• [TASK BRIEF] Would you quote the material below in full and unchanged?

• [INFORMATION GIVEN]
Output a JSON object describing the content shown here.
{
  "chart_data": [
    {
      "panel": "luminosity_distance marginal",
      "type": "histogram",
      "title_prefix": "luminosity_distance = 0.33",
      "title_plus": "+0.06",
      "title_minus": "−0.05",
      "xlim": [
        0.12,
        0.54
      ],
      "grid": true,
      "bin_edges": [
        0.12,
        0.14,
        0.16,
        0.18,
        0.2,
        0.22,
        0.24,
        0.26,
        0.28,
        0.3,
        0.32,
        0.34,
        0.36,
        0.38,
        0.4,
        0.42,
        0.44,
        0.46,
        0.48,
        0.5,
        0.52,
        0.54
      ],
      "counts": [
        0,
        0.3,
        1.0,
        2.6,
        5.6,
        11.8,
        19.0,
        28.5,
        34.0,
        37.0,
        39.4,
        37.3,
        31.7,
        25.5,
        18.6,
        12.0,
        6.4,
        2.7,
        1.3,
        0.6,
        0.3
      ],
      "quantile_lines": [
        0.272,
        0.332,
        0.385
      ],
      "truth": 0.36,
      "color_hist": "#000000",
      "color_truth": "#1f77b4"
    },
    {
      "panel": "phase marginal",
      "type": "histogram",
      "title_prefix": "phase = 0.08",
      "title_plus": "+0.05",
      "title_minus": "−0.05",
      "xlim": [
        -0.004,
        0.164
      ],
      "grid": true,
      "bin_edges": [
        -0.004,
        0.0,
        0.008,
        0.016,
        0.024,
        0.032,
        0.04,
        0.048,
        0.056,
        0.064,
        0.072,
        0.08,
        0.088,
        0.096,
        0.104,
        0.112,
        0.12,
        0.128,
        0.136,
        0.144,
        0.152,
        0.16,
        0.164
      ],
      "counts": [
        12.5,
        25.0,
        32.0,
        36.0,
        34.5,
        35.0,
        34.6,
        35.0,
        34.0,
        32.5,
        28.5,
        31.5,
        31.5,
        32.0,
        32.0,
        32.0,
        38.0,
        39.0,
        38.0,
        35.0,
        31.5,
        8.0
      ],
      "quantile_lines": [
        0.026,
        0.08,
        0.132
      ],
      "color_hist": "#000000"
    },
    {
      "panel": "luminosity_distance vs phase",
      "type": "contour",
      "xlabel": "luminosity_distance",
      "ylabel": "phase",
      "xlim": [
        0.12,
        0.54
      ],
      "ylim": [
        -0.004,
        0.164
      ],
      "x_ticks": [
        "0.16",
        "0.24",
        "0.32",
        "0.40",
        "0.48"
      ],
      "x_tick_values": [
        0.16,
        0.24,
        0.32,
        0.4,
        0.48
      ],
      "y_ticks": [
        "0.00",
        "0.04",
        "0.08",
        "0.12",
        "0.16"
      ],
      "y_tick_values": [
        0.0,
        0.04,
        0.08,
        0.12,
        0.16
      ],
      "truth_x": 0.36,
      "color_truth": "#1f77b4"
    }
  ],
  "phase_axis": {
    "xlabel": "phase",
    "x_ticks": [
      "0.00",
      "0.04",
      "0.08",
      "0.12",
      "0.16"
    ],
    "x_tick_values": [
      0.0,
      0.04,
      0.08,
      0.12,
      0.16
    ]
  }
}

• [RESULT OF THIS TASK]
Output a JSON object describing the content shown here.
{
  "chart_data": [
    {
      "panel": "luminosity_distance marginal",
      "type": "histogram",
      "title_prefix": "luminosity_distance = 0.33",
      "title_plus": "+0.06",
      "title_minus": "−0.05",
      "xlim": [
        0.12,
        0.54
      ],
      "grid": true,
      "bin_edges": [
        0.12,
        0.14,
        0.16,
        0.18,
        0.2,
        0.22,
        0.24,
        0.26,
        0.28,
        0.3,
        0.32,
        0.34,
        0.36,
        0.38,
        0.4,
        0.42,
        0.44,
        0.46,
        0.48,
        0.5,
        0.52,
        0.54
      ],
      "counts": [
        0,
        0.3,
        1.0,
        2.6,
        5.6,
        11.8,
        19.0,
        28.5,
        34.0,
        37.0,
        39.4,
        37.3,
        31.7,
        25.5,
        18.6,
        12.0,
        6.4,
        2.7,
        1.3,
        0.6,
        0.3
      ],
      "quantile_lines": [
        0.272,
        0.332,
        0.385
      ],
      "truth": 0.36,
      "color_hist": "#000000",
      "color_truth": "#1f77b4"
    },
    {
      "panel": "phase marginal",
      "type": "histogram",
      "title_prefix": "phase = 0.08",
      "title_plus": "+0.05",
      "title_minus": "−0.05",
      "xlim": [
        -0.004,
        0.164
      ],
      "grid": true,
      "bin_edges": [
        -0.004,
        0.0,
        0.008,
        0.016,
        0.024,
        0.032,
        0.04,
        0.048,
        0.056,
        0.064,
        0.072,
        0.08,
        0.088,
        0.096,
        0.104,
        0.112,
        0.12,
        0.128,
        0.136,
        0.144,
        0.152,
        0.16,
        0.164
      ],
      "counts": [
        12.5,
        25.0,
        32.0,
        36.0,
        34.5,
        35.0,
        34.6,
        35.0,
        34.0,
        32.5,
        28.5,
        31.5,
        31.5,
        32.0,
        32.0,
        32.0,
        38.0,
        39.0,
        38.0,
        35.0,
        31.5,
        8.0
      ],
      "quantile_lines": [
        0.026,
        0.08,
        0.132
      ],
      "color_hist": "#000000"
    },
    {
      "panel": "luminosity_distance vs phase",
      "type": "contour",
      "xlabel": "luminosity_distance",
      "ylabel": "phase",
      "xlim": [
        0.12,
        0.54
      ],
      "ylim": [
        -0.004,
        0.164
      ],
      "x_ticks": [
        "0.16",
        "0.24",
        "0.32",
        "0.40",
        "0.48"
      ],
      "x_tick_values": [
        0.16,
        0.24,
        0.32,
        0.4,
        0.48
      ],
      "y_ticks": [
        "0.00",
        "0.04",
        "0.08",
        "0.12",
        "0.16"
      ],
      "y_tick_values": [
        0.0,
        0.04,
        0.08,
        0.12,
        0.16
      ],
      "truth_x": 0.36,
      "color_truth": "#1f77b4"
    }
  ],
  "phase_axis": {
    "xlabel": "phase",
    "x_ticks": [
      "0.00",
      "0.04",
      "0.08",
      "0.12",
      "0.16"
    ],
    "x_tick_values": [
      0.0,
      0.04,
      0.08,
      0.12,
      0.16
    ]
  }
}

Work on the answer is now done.